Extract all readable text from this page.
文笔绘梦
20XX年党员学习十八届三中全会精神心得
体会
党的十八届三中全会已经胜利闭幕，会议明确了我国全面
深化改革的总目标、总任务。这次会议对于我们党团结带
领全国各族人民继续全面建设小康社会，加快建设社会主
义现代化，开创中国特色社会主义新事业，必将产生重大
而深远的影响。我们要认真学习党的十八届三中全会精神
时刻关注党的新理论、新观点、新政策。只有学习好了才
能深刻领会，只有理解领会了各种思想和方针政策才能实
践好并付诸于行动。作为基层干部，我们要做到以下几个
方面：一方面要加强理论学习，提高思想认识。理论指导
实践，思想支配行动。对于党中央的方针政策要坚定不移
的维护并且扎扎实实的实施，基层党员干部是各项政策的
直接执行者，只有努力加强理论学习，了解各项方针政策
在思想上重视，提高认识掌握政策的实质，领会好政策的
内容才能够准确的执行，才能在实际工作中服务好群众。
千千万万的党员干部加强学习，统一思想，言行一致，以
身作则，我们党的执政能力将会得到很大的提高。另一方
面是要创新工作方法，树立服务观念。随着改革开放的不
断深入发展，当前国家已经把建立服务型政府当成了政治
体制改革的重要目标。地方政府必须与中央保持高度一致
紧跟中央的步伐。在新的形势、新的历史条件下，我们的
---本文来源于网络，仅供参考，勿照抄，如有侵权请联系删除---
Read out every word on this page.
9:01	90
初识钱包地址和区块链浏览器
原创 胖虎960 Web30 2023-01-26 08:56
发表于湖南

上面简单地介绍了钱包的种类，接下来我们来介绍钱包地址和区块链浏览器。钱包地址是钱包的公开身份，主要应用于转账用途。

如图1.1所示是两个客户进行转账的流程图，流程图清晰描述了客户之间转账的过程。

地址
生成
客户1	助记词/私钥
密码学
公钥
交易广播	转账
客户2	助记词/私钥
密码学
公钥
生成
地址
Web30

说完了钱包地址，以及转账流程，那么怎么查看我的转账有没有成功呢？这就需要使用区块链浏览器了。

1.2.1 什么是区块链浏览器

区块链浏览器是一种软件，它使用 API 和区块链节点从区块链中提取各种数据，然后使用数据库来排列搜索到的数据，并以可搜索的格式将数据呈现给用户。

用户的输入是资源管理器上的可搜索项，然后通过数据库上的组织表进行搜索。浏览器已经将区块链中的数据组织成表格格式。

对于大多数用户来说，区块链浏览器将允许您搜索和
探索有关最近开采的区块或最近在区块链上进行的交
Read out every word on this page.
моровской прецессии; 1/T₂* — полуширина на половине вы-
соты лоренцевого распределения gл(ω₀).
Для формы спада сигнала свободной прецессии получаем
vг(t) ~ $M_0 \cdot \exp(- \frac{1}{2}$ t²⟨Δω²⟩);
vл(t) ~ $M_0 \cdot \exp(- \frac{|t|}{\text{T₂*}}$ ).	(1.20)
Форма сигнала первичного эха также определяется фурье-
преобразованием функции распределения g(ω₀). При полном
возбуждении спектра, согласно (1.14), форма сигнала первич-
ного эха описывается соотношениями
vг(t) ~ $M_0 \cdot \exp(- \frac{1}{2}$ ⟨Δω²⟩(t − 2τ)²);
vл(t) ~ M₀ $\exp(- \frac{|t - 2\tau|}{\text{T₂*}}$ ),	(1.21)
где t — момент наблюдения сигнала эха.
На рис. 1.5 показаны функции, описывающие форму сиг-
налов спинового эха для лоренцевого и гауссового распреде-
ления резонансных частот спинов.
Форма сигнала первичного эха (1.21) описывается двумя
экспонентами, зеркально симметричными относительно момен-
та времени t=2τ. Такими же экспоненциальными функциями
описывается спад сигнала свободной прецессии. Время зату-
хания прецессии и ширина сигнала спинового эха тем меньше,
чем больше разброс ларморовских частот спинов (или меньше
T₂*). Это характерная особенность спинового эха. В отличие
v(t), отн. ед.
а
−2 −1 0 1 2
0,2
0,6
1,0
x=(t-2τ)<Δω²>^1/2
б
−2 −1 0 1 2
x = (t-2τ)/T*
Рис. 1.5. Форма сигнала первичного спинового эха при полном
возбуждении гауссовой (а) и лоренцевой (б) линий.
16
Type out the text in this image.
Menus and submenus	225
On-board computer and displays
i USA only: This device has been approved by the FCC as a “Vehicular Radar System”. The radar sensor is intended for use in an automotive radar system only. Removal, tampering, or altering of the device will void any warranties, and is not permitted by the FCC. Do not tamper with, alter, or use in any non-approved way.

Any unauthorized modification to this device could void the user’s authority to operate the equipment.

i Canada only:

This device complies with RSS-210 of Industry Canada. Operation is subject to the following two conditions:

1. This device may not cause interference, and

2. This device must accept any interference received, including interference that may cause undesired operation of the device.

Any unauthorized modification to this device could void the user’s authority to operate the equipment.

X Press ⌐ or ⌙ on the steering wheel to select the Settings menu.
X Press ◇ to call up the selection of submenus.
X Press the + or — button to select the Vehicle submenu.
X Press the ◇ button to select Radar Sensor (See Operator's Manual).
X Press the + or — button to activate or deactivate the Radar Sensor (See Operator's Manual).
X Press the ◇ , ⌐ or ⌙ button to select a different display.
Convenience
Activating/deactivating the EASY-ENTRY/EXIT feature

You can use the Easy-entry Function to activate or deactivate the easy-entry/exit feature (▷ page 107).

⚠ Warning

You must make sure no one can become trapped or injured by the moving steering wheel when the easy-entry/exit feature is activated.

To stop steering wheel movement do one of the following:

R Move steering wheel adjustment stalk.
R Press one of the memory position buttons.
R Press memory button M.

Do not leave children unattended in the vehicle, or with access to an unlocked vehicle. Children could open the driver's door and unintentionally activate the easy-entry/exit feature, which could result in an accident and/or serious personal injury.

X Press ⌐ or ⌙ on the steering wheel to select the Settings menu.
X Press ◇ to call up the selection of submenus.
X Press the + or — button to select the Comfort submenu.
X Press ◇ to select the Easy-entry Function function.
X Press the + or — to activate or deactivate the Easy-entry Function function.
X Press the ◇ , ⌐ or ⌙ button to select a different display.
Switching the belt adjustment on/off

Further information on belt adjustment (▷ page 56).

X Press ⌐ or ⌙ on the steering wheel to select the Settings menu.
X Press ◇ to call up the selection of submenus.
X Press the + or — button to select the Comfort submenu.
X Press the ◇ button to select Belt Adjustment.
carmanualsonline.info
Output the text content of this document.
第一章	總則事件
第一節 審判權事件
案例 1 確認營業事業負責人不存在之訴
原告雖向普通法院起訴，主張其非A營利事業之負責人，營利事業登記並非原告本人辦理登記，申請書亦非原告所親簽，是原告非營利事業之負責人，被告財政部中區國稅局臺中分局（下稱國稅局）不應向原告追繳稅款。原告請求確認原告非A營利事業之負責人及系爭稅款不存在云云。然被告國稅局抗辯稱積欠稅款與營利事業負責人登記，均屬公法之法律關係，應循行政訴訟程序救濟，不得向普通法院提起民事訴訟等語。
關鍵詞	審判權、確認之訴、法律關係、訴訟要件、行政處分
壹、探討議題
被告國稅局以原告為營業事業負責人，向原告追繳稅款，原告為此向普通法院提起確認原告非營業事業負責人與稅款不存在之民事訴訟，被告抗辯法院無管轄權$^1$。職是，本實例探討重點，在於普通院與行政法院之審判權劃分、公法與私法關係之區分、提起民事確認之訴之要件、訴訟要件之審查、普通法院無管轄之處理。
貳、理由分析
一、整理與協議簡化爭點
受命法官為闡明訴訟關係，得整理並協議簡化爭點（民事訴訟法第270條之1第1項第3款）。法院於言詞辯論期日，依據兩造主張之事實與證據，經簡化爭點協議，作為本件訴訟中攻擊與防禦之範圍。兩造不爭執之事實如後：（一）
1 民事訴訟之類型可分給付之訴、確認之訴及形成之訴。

Exercise directions: Copy out every line of the data that includes "частот".

Answer:
ления резонансных частот спинов.
чем больше разброс ларморовских частот спинов (или меньше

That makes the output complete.